Aim — Please retype every one of the rows below word for word, without changing anything.

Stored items

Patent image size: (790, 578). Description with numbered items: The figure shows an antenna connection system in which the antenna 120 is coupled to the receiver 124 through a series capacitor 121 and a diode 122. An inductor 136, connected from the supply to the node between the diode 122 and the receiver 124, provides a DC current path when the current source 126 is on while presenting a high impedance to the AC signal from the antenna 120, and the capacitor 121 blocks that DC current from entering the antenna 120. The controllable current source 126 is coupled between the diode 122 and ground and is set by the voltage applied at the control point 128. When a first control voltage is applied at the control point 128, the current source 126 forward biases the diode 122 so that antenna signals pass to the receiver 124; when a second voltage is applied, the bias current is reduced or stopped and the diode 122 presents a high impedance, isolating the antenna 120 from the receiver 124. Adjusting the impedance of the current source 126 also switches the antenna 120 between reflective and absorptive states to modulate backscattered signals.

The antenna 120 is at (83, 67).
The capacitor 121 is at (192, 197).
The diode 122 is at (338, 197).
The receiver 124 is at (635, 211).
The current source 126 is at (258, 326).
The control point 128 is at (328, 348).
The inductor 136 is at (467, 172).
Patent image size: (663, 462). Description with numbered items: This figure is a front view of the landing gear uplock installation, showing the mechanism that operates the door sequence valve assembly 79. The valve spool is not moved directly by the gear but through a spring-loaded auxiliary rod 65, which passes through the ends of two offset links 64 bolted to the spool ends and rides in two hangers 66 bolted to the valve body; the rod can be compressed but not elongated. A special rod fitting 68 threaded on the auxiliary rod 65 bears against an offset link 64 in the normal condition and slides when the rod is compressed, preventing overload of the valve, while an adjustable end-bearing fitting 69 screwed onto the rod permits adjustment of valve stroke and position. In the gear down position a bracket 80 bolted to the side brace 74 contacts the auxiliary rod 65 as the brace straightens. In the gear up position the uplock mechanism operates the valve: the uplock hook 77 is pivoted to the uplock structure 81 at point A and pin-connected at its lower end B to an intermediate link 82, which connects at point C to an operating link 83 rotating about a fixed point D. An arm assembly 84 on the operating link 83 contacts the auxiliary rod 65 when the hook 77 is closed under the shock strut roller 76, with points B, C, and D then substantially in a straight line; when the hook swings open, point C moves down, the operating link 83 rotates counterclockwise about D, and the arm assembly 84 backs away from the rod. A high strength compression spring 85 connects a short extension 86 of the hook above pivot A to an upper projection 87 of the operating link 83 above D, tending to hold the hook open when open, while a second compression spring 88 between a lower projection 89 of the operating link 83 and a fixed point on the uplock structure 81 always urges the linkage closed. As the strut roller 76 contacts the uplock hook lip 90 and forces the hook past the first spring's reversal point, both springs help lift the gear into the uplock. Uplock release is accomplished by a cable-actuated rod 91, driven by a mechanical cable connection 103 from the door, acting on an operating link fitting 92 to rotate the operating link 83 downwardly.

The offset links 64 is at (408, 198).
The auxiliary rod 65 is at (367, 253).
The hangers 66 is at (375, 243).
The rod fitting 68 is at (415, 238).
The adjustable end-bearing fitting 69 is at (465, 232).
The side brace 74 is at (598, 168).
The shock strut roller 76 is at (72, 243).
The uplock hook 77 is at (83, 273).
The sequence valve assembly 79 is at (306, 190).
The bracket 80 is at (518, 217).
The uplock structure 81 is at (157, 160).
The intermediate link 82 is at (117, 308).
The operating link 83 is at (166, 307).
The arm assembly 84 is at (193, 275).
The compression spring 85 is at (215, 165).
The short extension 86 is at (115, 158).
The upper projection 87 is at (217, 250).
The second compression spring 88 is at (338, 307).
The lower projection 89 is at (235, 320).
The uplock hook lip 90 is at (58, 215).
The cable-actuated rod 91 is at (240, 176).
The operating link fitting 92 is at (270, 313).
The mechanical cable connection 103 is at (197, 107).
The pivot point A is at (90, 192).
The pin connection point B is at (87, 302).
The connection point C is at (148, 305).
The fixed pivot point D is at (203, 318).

The answer —
Patent image size: (790, 578). Description with numbered items: The figure shows an antenna connection system in which the antenna 120 is coupled to the receiver 124 through a series capacitor 121 and a diode 122. An inductor 136, connected from the supply to the node between the diode 122 and the receiver 124, provides a DC current path when the current source 126 is on while presenting a high impedance to the AC signal from the antenna 120, and the capacitor 121 blocks that DC current from entering the antenna 120. The controllable current source 126 is coupled between the diode 122 and ground and is set by the voltage applied at the control point 128. When a first control voltage is applied at the control point 128, the current source 126 forward biases the diode 122 so that antenna signals pass to the receiver 124; when a second voltage is applied, the bias current is reduced or stopped and the diode 122 presents a high impedance, isolating the antenna 120 from the receiver 124. Adjusting the impedance of the current source 126 also switches the antenna 120 between reflective and absorptive states to modulate backscattered signals.

The antenna 120 is at (83, 67).
The capacitor 121 is at (192, 197).
The diode 122 is at (338, 197).
The receiver 124 is at (635, 211).
The current source 126 is at (258, 326).
The control point 128 is at (328, 348).
The inductor 136 is at (467, 172).
Patent image size: (663, 462). Description with numbered items: This figure is a front view of the landing gear uplock installation, showing the mechanism that operates the door sequence valve assembly 79. The valve spool is not moved directly by the gear but through a spring-loaded auxiliary rod 65, which passes through the ends of two offset links 64 bolted to the spool ends and rides in two hangers 66 bolted to the valve body; the rod can be compressed but not elongated. A special rod fitting 68 threaded on the auxiliary rod 65 bears against an offset link 64 in the normal condition and slides when the rod is compressed, preventing overload of the valve, while an adjustable end-bearing fitting 69 screwed onto the rod permits adjustment of valve stroke and position. In the gear down position a bracket 80 bolted to the side brace 74 contacts the auxiliary rod 65 as the brace straightens. In the gear up position the uplock mechanism operates the valve: the uplock hook 77 is pivoted to the uplock structure 81 at point A and pin-connected at its lower end B to an intermediate link 82, which connects at point C to an operating link 83 rotating about a fixed point D. An arm assembly 84 on the operating link 83 contacts the auxiliary rod 65 when the hook 77 is closed under the shock strut roller 76, with points B, C, and D then substantially in a straight line; when the hook swings open, point C moves down, the operating link 83 rotates counterclockwise about D, and the arm assembly 84 backs away from the rod. A high strength compression spring 85 connects a short extension 86 of the hook above pivot A to an upper projection 87 of the operating link 83 above D, tending to hold the hook open when open, while a second compression spring 88 between a lower projection 89 of the operating link 83 and a fixed point on the uplock structure 81 always urges the linkage closed. As the strut roller 76 contacts the uplock hook lip 90 and forces the hook past the first spring's reversal point, both springs help lift the gear into the uplock. Uplock release is accomplished by a cable-actuated rod 91, driven by a mechanical cable connection 103 from the door, acting on an operating link fitting 92 to rotate the operating link 83 downwardly.

The offset links 64 is at (408, 198).
The auxiliary rod 65 is at (367, 253).
The hangers 66 is at (375, 243).
The rod fitting 68 is at (415, 238).
The adjustable end-bearing fitting 69 is at (465, 232).
The side brace 74 is at (598, 168).
The shock strut roller 76 is at (72, 243).
The uplock hook 77 is at (83, 273).
The sequence valve assembly 79 is at (306, 190).
The bracket 80 is at (518, 217).
The uplock structure 81 is at (157, 160).
The intermediate link 82 is at (117, 308).
The operating link 83 is at (166, 307).
The arm assembly 84 is at (193, 275).
The compression spring 85 is at (215, 165).
The short extension 86 is at (115, 158).
The upper projection 87 is at (217, 250).
The second compression spring 88 is at (338, 307).
The lower projection 89 is at (235, 320).
The uplock hook lip 90 is at (58, 215).
The cable-actuated rod 91 is at (240, 176).
The operating link fitting 92 is at (270, 313).
The mechanical cable connection 103 is at (197, 107).
The pivot point A is at (90, 192).
The pin connection point B is at (87, 302).
The connection point C is at (148, 305).
The fixed pivot point D is at (203, 318).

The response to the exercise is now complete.